Task input:
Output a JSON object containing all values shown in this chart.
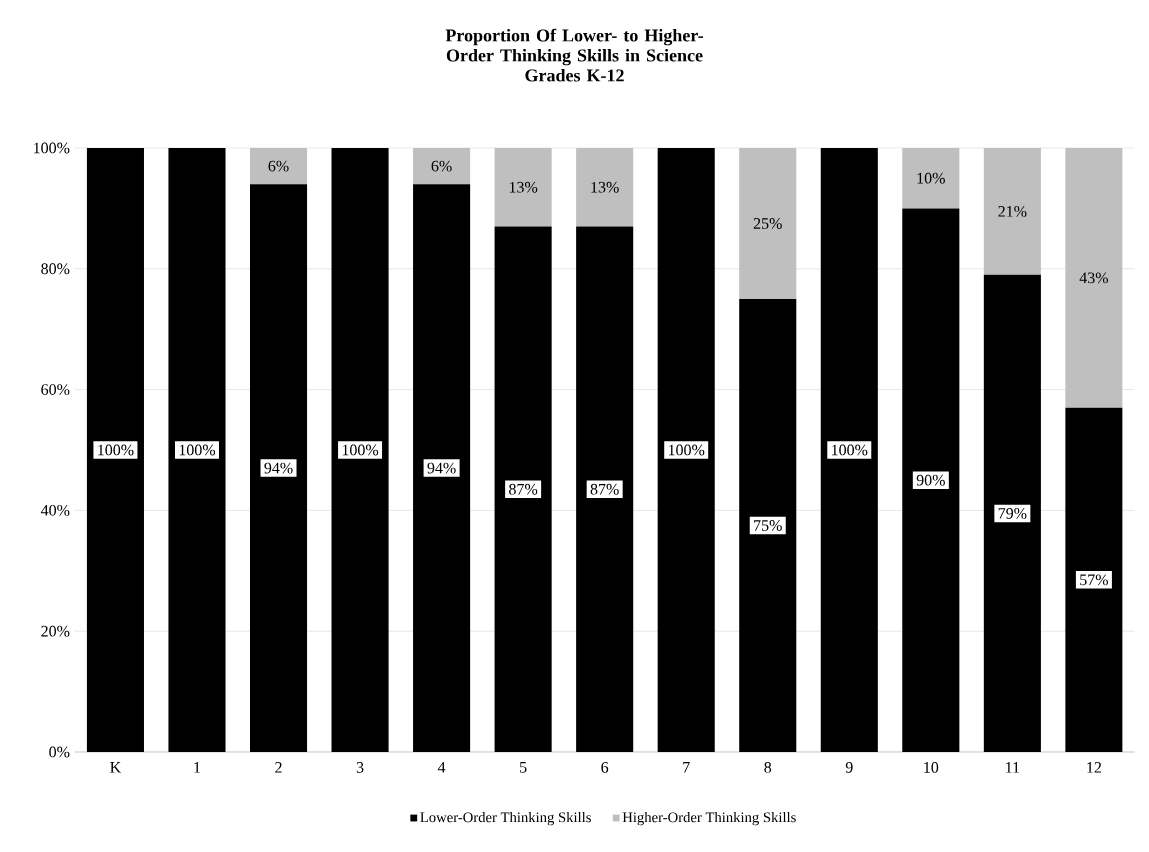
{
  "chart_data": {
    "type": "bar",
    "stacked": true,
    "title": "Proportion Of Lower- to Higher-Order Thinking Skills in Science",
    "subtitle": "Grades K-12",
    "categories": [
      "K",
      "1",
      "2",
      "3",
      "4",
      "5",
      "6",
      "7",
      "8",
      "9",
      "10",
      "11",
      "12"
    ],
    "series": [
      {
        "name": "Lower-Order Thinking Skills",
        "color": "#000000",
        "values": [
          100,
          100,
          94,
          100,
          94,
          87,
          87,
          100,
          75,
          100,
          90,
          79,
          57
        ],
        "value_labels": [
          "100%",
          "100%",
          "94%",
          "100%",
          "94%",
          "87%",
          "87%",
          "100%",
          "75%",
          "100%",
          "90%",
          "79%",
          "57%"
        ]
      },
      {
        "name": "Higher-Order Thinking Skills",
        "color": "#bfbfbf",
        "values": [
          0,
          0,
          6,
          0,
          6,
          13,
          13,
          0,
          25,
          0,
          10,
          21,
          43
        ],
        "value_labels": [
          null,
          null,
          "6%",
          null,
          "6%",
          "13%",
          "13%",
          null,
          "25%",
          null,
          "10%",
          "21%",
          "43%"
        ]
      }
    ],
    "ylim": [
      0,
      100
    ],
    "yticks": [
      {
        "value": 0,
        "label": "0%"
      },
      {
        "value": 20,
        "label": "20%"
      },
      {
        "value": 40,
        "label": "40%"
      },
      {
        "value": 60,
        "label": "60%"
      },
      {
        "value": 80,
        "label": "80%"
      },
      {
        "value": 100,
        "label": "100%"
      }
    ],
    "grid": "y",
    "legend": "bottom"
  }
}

Task to carry out: Copy every single line of the material above that holds "Skills".

Completed task:
    "title": "Proportion Of Lower- to Higher-Order Thinking Skills in Science",
        "name": "Lower-Order Thinking Skills",
        "name": "Higher-Order Thinking Skills",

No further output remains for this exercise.